### Requirement
Report every line of the records that includes the word "ylabel".

----- Records provided

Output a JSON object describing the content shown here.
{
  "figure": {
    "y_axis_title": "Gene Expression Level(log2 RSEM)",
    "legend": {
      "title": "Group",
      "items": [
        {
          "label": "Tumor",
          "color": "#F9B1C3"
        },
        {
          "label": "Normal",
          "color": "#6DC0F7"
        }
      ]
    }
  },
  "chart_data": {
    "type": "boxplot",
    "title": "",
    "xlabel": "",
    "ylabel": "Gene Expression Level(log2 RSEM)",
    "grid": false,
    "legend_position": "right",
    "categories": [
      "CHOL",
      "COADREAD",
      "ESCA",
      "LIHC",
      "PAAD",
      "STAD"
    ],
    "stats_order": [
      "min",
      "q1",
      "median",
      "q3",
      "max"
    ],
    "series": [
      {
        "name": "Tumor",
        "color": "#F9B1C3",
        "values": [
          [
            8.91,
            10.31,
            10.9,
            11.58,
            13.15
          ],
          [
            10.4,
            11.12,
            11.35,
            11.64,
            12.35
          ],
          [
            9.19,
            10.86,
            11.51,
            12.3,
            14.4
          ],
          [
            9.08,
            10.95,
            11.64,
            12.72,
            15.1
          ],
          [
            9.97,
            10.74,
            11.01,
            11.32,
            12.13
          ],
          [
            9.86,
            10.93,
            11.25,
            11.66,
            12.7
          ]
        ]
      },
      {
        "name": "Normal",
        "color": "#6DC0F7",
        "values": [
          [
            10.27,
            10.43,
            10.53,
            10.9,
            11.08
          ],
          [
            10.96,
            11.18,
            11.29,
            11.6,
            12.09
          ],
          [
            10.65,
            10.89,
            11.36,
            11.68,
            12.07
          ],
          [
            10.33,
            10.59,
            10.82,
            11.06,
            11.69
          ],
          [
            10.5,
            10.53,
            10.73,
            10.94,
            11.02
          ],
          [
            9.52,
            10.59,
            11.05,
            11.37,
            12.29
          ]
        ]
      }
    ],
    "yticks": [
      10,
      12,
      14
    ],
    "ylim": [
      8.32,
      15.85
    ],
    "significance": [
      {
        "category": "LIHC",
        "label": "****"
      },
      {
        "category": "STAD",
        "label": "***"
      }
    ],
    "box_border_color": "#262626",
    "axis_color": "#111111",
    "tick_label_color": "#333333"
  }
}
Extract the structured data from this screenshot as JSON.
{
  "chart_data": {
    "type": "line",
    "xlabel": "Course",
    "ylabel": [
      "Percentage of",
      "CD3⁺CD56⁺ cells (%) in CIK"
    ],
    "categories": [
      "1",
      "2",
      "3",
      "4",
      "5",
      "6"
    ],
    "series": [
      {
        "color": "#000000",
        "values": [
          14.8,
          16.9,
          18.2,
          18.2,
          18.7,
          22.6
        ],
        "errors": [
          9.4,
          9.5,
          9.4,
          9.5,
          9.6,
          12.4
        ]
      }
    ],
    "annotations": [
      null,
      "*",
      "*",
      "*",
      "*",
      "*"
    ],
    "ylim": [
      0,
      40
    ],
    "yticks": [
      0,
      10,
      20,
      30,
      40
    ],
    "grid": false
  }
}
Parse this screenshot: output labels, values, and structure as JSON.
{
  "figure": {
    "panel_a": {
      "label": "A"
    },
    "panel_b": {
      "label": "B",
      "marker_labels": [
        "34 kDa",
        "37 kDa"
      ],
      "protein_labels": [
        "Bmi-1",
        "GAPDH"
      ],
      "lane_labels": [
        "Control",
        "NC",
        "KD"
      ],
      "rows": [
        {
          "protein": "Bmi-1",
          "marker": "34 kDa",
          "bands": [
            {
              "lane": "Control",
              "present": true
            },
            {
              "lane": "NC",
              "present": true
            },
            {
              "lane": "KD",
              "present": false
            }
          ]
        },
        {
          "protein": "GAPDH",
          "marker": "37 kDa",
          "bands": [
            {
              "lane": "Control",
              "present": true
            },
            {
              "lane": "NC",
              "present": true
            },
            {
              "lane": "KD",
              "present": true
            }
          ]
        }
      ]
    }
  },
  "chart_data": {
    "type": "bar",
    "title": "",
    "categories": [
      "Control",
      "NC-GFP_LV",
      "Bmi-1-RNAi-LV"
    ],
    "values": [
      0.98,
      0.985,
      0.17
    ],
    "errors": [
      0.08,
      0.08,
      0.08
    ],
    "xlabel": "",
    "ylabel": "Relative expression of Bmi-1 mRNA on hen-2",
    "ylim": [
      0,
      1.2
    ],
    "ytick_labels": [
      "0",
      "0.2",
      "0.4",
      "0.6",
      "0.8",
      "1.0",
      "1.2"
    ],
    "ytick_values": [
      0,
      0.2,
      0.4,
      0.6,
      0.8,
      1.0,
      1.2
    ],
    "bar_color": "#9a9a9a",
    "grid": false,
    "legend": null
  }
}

----------

### Task solution
    "ylabel": "Gene Expression Level(log2 RSEM)",
    "ylabel": [
    "ylabel": "Relative expression of Bmi-1 mRNA on hen-2",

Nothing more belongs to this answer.